---------- Exercise inputs
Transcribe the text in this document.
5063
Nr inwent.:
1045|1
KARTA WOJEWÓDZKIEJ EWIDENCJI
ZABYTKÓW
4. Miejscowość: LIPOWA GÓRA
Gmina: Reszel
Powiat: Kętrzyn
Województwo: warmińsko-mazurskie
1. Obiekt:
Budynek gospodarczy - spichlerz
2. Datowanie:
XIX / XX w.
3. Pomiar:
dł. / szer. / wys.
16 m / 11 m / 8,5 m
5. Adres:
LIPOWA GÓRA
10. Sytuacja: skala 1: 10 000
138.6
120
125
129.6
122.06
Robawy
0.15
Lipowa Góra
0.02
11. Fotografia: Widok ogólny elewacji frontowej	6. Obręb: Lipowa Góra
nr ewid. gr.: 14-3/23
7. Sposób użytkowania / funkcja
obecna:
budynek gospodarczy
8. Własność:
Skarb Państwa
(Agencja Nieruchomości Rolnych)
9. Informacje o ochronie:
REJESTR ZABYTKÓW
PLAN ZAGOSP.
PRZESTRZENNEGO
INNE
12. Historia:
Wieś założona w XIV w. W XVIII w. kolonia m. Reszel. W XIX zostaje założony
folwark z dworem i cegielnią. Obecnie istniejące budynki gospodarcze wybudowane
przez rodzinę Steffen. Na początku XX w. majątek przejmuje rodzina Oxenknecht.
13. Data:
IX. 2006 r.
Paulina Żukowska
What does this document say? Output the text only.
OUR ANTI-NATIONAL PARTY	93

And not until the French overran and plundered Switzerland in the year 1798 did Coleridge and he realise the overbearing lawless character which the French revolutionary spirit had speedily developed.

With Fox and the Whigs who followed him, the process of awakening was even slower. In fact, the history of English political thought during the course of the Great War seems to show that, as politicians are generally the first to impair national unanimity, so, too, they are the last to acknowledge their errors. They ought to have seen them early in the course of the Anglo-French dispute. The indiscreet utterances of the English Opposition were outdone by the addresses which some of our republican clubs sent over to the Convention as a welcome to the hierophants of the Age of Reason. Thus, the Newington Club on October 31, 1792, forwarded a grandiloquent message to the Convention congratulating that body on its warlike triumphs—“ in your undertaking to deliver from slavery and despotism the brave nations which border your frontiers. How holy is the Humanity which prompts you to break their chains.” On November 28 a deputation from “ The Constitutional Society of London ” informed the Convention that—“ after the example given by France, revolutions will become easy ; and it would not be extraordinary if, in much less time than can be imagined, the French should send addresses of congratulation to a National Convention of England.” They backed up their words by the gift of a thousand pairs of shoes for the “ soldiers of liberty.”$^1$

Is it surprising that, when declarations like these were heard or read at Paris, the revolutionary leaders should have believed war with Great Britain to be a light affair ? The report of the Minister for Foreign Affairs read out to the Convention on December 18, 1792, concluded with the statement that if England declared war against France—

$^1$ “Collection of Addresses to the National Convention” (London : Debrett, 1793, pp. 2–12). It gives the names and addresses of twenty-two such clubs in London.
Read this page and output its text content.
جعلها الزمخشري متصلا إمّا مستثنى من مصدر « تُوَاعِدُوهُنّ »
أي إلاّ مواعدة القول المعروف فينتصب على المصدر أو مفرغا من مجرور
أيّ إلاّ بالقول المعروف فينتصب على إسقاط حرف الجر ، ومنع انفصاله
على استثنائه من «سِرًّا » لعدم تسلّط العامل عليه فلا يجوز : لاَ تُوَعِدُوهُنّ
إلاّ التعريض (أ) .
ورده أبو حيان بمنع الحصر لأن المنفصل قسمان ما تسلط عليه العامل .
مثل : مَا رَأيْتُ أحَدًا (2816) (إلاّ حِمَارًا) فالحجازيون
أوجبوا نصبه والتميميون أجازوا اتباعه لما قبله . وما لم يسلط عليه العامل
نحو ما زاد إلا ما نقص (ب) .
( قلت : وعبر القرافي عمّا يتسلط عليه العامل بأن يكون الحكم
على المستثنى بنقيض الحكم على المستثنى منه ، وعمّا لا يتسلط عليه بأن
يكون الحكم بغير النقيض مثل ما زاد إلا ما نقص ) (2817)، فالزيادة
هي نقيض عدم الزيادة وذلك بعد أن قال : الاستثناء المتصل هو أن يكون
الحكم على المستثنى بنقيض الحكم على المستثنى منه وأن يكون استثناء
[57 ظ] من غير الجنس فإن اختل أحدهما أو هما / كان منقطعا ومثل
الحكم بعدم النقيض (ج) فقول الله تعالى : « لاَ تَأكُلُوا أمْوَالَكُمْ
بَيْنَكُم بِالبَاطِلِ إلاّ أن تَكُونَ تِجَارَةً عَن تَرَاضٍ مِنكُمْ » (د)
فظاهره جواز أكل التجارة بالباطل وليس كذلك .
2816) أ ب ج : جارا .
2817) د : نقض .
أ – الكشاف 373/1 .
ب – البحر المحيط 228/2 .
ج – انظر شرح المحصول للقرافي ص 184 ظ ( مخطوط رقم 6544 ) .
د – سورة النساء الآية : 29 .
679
--------------------
▶ Goal
Every line above should be retyped exactly as given.

▶ Solution for this problem
Transcribe the text in this document.
5063
Nr inwent.:
1045|1
KARTA WOJEWÓDZKIEJ EWIDENCJI
ZABYTKÓW
4. Miejscowość: LIPOWA GÓRA
Gmina: Reszel
Powiat: Kętrzyn
Województwo: warmińsko-mazurskie
1. Obiekt:
Budynek gospodarczy - spichlerz
2. Datowanie:
XIX / XX w.
3. Pomiar:
dł. / szer. / wys.
16 m / 11 m / 8,5 m
5. Adres:
LIPOWA GÓRA
10. Sytuacja: skala 1: 10 000
138.6
120
125
129.6
122.06
Robawy
0.15
Lipowa Góra
0.02
11. Fotografia: Widok ogólny elewacji frontowej	6. Obręb: Lipowa Góra
nr ewid. gr.: 14-3/23
7. Sposób użytkowania / funkcja
obecna:
budynek gospodarczy
8. Własność:
Skarb Państwa
(Agencja Nieruchomości Rolnych)
9. Informacje o ochronie:
REJESTR ZABYTKÓW
PLAN ZAGOSP.
PRZESTRZENNEGO
INNE
12. Historia:
Wieś założona w XIV w. W XVIII w. kolonia m. Reszel. W XIX zostaje założony
folwark z dworem i cegielnią. Obecnie istniejące budynki gospodarcze wybudowane
przez rodzinę Steffen. Na początku XX w. majątek przejmuje rodzina Oxenknecht.
13. Data:
IX. 2006 r.
Paulina Żukowska
What does this document say? Output the text only.
OUR ANTI-NATIONAL PARTY	93

And not until the French overran and plundered Switzerland in the year 1798 did Coleridge and he realise the overbearing lawless character which the French revolutionary spirit had speedily developed.

With Fox and the Whigs who followed him, the process of awakening was even slower. In fact, the history of English political thought during the course of the Great War seems to show that, as politicians are generally the first to impair national unanimity, so, too, they are the last to acknowledge their errors. They ought to have seen them early in the course of the Anglo-French dispute. The indiscreet utterances of the English Opposition were outdone by the addresses which some of our republican clubs sent over to the Convention as a welcome to the hierophants of the Age of Reason. Thus, the Newington Club on October 31, 1792, forwarded a grandiloquent message to the Convention congratulating that body on its warlike triumphs—“ in your undertaking to deliver from slavery and despotism the brave nations which border your frontiers. How holy is the Humanity which prompts you to break their chains.” On November 28 a deputation from “ The Constitutional Society of London ” informed the Convention that—“ after the example given by France, revolutions will become easy ; and it would not be extraordinary if, in much less time than can be imagined, the French should send addresses of congratulation to a National Convention of England.” They backed up their words by the gift of a thousand pairs of shoes for the “ soldiers of liberty.”$^1$

Is it surprising that, when declarations like these were heard or read at Paris, the revolutionary leaders should have believed war with Great Britain to be a light affair ? The report of the Minister for Foreign Affairs read out to the Convention on December 18, 1792, concluded with the statement that if England declared war against France—

$^1$ “Collection of Addresses to the National Convention” (London : Debrett, 1793, pp. 2–12). It gives the names and addresses of twenty-two such clubs in London.
Read this page and output its text content.
جعلها الزمخشري متصلا إمّا مستثنى من مصدر « تُوَاعِدُوهُنّ »
أي إلاّ مواعدة القول المعروف فينتصب على المصدر أو مفرغا من مجرور
أيّ إلاّ بالقول المعروف فينتصب على إسقاط حرف الجر ، ومنع انفصاله
على استثنائه من «سِرًّا » لعدم تسلّط العامل عليه فلا يجوز : لاَ تُوَعِدُوهُنّ
إلاّ التعريض (أ) .
ورده أبو حيان بمنع الحصر لأن المنفصل قسمان ما تسلط عليه العامل .
مثل : مَا رَأيْتُ أحَدًا (2816) (إلاّ حِمَارًا) فالحجازيون
أوجبوا نصبه والتميميون أجازوا اتباعه لما قبله . وما لم يسلط عليه العامل
نحو ما زاد إلا ما نقص (ب) .
( قلت : وعبر القرافي عمّا يتسلط عليه العامل بأن يكون الحكم
على المستثنى بنقيض الحكم على المستثنى منه ، وعمّا لا يتسلط عليه بأن
يكون الحكم بغير النقيض مثل ما زاد إلا ما نقص ) (2817)، فالزيادة
هي نقيض عدم الزيادة وذلك بعد أن قال : الاستثناء المتصل هو أن يكون
الحكم على المستثنى بنقيض الحكم على المستثنى منه وأن يكون استثناء
[57 ظ] من غير الجنس فإن اختل أحدهما أو هما / كان منقطعا ومثل
الحكم بعدم النقيض (ج) فقول الله تعالى : « لاَ تَأكُلُوا أمْوَالَكُمْ
بَيْنَكُم بِالبَاطِلِ إلاّ أن تَكُونَ تِجَارَةً عَن تَرَاضٍ مِنكُمْ » (د)
فظاهره جواز أكل التجارة بالباطل وليس كذلك .
2816) أ ب ج : جارا .
2817) د : نقض .
أ – الكشاف 373/1 .
ب – البحر المحيط 228/2 .
ج – انظر شرح المحصول للقرافي ص 184 ظ ( مخطوط رقم 6544 ) .
د – سورة النساء الآية : 29 .
679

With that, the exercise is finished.